-- WHAT YOU HAVE TO DO --
What lines of the data include the string "CARNOUSTIE"? Copy them all.

-- DATA EXTRACT --
__________________________________________________

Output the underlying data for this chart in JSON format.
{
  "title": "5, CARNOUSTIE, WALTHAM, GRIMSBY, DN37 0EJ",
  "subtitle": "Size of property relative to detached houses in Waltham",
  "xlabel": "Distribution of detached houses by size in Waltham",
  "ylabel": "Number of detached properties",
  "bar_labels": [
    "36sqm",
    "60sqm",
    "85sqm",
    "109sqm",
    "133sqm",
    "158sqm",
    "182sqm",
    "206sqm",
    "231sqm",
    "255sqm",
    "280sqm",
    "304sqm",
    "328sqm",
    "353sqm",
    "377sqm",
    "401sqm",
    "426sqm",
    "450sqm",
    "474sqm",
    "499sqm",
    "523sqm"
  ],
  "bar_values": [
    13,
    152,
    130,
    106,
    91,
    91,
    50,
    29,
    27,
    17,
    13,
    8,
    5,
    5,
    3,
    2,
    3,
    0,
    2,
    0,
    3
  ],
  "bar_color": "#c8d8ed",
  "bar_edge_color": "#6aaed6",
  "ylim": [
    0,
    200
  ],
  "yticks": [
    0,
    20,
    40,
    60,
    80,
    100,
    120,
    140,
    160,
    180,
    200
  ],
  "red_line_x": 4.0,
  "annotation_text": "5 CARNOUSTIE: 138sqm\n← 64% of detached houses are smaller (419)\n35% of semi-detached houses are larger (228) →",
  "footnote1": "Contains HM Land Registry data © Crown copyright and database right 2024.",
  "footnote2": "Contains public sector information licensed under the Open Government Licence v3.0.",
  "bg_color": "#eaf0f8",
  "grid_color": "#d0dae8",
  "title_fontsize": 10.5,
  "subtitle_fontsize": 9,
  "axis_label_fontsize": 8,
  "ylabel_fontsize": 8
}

__________________________________________________

-- OUTPUT FOR THIS EXERCISE --
  "title": "5, CARNOUSTIE, WALTHAM, GRIMSBY, DN37 0EJ",
  "annotation_text": "5 CARNOUSTIE: 138sqm\n← 64% of detached houses are smaller (419)\n35% of semi-detached houses are larger (228) →",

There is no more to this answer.